Items from a figure collection
——————————

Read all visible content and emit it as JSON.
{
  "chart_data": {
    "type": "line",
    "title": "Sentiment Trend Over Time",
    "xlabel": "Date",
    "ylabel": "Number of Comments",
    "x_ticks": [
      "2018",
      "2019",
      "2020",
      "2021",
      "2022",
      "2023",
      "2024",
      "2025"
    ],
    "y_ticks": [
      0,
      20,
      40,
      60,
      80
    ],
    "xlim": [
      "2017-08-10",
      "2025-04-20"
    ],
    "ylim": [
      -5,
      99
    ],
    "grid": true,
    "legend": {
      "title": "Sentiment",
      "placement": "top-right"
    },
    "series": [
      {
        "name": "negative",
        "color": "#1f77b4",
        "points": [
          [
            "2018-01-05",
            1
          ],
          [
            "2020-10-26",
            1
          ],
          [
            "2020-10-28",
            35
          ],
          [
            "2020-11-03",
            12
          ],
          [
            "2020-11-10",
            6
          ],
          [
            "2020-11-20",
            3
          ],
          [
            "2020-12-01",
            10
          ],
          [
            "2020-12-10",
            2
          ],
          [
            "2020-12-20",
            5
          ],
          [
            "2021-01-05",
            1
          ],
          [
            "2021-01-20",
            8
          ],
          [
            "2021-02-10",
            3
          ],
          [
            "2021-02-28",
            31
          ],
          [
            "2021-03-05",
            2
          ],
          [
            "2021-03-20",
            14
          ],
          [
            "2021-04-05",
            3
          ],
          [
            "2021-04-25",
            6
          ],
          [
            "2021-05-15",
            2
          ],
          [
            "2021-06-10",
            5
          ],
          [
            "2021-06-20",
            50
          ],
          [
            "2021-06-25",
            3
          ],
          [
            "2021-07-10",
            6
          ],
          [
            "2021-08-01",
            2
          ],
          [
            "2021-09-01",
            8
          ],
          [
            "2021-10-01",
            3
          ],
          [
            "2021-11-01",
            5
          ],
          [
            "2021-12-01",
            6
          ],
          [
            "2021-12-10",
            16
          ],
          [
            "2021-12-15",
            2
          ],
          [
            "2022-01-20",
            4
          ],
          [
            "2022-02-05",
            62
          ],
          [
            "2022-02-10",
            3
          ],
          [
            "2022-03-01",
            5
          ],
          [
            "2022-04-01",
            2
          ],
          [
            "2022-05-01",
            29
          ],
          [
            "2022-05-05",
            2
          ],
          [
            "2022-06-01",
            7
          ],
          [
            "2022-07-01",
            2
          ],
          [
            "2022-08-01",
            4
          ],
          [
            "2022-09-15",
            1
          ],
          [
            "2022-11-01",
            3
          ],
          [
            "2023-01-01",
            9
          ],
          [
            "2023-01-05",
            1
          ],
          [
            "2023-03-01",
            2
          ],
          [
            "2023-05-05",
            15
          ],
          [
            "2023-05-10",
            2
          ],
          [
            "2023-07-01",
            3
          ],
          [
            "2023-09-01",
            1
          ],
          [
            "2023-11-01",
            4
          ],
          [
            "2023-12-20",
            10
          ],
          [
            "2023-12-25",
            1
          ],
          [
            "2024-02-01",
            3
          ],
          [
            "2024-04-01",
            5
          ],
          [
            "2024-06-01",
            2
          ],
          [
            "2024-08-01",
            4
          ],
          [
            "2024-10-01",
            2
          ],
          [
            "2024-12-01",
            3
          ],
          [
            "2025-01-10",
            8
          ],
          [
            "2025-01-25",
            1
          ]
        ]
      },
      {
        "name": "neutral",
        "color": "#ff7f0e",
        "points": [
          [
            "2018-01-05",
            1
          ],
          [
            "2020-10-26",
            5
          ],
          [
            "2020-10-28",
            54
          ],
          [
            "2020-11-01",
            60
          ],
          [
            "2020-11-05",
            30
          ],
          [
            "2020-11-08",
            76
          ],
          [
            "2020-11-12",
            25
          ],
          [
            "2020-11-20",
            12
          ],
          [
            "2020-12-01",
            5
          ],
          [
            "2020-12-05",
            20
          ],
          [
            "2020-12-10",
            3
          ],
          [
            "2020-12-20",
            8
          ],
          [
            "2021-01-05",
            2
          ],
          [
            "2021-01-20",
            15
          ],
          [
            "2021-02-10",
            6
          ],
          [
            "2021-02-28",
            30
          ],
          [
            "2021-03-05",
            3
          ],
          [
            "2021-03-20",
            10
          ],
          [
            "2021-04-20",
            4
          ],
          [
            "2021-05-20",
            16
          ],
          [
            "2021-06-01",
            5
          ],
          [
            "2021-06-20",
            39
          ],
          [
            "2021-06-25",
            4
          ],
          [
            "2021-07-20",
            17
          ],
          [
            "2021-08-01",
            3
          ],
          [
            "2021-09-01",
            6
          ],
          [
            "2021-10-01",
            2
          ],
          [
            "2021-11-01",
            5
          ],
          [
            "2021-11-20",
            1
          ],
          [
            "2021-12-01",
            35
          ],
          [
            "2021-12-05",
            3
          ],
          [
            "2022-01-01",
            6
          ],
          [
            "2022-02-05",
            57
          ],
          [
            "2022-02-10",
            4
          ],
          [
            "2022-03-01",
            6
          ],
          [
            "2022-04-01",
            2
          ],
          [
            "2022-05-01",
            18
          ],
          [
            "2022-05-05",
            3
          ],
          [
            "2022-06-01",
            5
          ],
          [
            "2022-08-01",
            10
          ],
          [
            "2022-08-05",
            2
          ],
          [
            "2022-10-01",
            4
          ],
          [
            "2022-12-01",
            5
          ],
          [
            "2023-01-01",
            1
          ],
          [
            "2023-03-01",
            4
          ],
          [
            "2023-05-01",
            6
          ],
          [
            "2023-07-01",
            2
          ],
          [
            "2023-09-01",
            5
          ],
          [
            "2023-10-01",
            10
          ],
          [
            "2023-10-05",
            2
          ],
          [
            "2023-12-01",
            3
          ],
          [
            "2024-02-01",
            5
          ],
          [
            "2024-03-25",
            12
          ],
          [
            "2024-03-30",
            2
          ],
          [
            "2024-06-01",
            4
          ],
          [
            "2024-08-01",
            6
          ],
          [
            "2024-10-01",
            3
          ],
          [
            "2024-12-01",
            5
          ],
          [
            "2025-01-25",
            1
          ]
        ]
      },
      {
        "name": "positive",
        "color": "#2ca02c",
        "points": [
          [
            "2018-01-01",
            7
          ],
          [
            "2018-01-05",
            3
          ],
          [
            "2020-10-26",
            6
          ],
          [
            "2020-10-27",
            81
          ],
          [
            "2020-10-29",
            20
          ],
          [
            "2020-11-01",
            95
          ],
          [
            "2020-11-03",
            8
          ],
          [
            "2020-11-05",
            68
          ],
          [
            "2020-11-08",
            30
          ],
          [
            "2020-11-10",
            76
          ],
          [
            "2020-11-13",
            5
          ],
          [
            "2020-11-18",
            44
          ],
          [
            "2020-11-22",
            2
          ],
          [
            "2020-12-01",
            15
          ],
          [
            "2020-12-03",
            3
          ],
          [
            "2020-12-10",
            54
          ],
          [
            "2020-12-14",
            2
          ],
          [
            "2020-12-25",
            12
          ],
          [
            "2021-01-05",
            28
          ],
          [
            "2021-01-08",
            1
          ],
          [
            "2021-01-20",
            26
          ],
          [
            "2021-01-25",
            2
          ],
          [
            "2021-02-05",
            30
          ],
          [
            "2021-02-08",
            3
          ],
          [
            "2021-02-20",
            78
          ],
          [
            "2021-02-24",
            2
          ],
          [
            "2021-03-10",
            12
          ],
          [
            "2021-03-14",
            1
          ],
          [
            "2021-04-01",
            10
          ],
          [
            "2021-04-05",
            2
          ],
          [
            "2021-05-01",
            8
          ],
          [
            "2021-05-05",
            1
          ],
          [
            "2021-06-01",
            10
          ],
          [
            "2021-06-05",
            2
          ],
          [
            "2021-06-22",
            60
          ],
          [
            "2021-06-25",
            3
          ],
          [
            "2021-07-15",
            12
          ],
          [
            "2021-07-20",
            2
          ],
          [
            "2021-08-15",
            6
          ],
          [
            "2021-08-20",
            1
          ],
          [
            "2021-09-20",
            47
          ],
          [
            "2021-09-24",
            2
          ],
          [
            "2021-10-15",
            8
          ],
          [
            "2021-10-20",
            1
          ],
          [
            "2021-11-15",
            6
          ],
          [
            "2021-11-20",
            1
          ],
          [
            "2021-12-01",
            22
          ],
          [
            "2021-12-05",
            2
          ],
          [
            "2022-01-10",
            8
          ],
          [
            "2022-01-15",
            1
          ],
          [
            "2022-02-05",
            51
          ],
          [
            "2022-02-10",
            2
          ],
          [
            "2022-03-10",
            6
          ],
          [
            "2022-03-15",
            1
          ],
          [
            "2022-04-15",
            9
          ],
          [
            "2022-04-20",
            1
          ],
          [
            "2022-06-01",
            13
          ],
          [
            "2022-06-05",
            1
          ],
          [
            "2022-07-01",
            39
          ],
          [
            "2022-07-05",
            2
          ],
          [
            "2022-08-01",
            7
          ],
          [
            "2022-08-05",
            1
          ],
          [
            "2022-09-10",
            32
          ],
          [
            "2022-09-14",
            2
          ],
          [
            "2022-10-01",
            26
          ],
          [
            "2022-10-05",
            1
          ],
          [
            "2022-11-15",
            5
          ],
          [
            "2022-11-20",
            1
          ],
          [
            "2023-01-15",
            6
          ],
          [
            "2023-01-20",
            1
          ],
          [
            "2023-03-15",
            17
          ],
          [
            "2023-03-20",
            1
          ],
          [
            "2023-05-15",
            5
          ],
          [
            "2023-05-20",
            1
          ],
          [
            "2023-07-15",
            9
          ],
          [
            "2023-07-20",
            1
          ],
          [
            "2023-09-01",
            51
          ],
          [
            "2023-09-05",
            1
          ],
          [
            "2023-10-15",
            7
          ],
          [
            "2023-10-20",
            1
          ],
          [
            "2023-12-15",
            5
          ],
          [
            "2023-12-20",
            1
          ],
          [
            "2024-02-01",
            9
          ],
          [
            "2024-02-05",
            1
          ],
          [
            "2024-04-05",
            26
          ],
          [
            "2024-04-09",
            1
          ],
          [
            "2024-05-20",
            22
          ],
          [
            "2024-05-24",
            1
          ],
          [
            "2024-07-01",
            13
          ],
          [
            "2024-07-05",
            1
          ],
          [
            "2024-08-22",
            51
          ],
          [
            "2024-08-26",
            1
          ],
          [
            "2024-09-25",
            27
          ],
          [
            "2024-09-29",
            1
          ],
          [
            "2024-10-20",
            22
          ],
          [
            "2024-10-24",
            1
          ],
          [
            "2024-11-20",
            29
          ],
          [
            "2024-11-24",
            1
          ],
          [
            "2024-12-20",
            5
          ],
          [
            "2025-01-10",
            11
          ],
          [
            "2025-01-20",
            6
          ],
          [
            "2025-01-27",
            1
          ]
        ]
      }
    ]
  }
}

——————————

● PROMPT
Show the lines of the material that contain the word "title".

● ANSWER BELOW
    "title": "Sentiment Trend Over Time",
      "title": "Sentiment",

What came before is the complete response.